• [Task directions] Copy down every line where the string "JSON" shows up.
%%
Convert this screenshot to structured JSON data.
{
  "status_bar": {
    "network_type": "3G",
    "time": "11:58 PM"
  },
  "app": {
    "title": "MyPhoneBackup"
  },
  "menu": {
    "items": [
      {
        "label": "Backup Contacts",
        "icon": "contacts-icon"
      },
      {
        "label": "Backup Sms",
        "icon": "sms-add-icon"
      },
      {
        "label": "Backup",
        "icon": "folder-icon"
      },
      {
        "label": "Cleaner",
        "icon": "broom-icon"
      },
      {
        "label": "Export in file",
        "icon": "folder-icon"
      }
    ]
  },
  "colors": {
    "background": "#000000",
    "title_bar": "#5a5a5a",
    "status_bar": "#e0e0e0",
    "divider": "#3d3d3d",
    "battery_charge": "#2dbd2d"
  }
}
%%
%%
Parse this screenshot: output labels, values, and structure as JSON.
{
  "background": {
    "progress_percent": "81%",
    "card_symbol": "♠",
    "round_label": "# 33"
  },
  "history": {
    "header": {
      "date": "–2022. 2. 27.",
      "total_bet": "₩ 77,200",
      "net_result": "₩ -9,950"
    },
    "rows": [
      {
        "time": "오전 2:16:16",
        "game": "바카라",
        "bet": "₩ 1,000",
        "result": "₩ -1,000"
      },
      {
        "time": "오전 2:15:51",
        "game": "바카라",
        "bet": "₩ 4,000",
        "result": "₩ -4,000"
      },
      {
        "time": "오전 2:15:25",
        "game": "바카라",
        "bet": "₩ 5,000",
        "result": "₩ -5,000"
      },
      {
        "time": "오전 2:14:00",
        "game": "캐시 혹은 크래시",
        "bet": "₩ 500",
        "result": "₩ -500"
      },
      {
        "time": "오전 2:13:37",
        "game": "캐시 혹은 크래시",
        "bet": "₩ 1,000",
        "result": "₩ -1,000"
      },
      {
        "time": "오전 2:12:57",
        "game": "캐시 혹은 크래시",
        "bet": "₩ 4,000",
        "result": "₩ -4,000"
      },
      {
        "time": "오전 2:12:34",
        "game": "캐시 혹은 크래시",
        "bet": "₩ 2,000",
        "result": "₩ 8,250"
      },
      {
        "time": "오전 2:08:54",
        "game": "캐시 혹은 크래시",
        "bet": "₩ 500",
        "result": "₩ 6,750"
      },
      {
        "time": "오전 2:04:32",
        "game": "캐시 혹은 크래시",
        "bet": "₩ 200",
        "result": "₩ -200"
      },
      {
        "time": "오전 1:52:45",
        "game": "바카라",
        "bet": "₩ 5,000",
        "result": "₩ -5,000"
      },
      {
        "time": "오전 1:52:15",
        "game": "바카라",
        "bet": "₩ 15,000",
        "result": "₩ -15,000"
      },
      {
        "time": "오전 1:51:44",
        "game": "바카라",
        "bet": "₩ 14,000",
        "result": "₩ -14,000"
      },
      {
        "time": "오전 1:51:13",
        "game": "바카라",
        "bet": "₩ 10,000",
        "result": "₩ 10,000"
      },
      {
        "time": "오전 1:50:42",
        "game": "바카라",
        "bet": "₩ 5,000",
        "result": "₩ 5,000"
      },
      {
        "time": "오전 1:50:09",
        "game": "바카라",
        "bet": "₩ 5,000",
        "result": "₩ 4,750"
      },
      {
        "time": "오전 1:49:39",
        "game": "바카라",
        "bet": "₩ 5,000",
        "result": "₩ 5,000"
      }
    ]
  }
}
%%
%%
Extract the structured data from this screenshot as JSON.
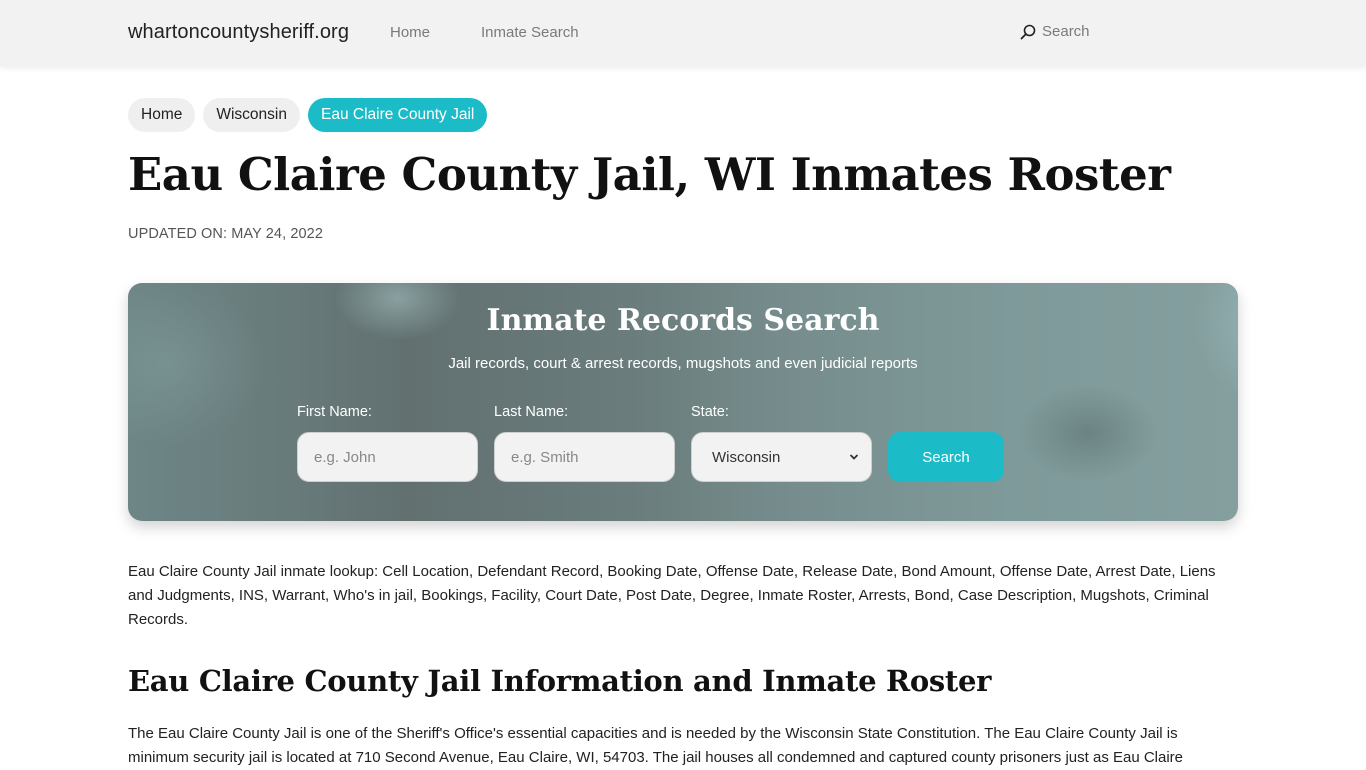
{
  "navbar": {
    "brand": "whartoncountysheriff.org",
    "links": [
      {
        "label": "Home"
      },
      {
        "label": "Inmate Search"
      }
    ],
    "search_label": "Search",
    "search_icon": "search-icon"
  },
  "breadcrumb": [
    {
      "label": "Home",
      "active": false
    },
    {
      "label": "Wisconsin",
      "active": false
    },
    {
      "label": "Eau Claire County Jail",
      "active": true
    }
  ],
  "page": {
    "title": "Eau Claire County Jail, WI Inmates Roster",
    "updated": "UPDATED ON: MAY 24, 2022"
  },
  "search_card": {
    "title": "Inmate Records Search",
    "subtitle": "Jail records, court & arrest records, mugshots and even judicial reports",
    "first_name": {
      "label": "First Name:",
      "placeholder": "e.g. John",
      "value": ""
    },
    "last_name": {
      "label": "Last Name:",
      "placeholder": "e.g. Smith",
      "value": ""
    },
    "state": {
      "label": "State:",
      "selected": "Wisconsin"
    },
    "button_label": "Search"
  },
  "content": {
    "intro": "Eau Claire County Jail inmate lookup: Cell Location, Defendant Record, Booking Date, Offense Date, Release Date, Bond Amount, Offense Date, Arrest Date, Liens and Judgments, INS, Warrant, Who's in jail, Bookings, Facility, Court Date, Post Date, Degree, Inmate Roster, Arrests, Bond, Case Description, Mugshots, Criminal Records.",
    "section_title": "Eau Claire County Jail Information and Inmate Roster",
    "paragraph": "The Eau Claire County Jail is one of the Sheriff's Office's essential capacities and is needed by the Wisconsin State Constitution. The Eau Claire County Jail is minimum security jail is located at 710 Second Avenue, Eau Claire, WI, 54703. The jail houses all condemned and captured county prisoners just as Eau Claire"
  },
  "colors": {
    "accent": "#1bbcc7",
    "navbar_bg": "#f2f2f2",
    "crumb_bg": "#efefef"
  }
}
%%
• [The completed task]
Convert this screenshot to structured JSON data.
Parse this screenshot: output labels, values, and structure as JSON.
Extract the structured data from this screenshot as JSON.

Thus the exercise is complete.